» Written request:
What follows is a block of records; reproduce all of it verbatim.

» Dataset rows:
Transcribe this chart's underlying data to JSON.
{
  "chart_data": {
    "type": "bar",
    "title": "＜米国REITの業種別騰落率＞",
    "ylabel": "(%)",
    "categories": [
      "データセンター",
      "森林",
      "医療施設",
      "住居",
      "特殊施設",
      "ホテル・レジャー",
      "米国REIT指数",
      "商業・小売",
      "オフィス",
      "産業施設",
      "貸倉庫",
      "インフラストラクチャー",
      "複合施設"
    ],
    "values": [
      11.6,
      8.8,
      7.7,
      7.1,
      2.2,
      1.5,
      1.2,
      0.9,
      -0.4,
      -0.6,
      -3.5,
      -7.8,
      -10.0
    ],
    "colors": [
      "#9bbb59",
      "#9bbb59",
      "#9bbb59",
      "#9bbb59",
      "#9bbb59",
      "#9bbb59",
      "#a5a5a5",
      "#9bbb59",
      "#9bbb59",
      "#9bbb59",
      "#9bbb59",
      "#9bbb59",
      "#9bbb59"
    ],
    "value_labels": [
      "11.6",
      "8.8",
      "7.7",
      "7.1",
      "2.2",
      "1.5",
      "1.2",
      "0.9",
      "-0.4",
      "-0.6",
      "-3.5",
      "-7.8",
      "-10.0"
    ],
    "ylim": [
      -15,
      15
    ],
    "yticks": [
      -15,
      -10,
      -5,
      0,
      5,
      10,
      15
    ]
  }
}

» Expected answer:
Transcribe this chart's underlying data to JSON.
{
  "chart_data": {
    "type": "bar",
    "title": "＜米国REITの業種別騰落率＞",
    "ylabel": "(%)",
    "categories": [
      "データセンター",
      "森林",
      "医療施設",
      "住居",
      "特殊施設",
      "ホテル・レジャー",
      "米国REIT指数",
      "商業・小売",
      "オフィス",
      "産業施設",
      "貸倉庫",
      "インフラストラクチャー",
      "複合施設"
    ],
    "values": [
      11.6,
      8.8,
      7.7,
      7.1,
      2.2,
      1.5,
      1.2,
      0.9,
      -0.4,
      -0.6,
      -3.5,
      -7.8,
      -10.0
    ],
    "colors": [
      "#9bbb59",
      "#9bbb59",
      "#9bbb59",
      "#9bbb59",
      "#9bbb59",
      "#9bbb59",
      "#a5a5a5",
      "#9bbb59",
      "#9bbb59",
      "#9bbb59",
      "#9bbb59",
      "#9bbb59",
      "#9bbb59"
    ],
    "value_labels": [
      "11.6",
      "8.8",
      "7.7",
      "7.1",
      "2.2",
      "1.5",
      "1.2",
      "0.9",
      "-0.4",
      "-0.6",
      "-3.5",
      "-7.8",
      "-10.0"
    ],
    "ylim": [
      -15,
      15
    ],
    "yticks": [
      -15,
      -10,
      -5,
      0,
      5,
      10,
      15
    ]
  }
}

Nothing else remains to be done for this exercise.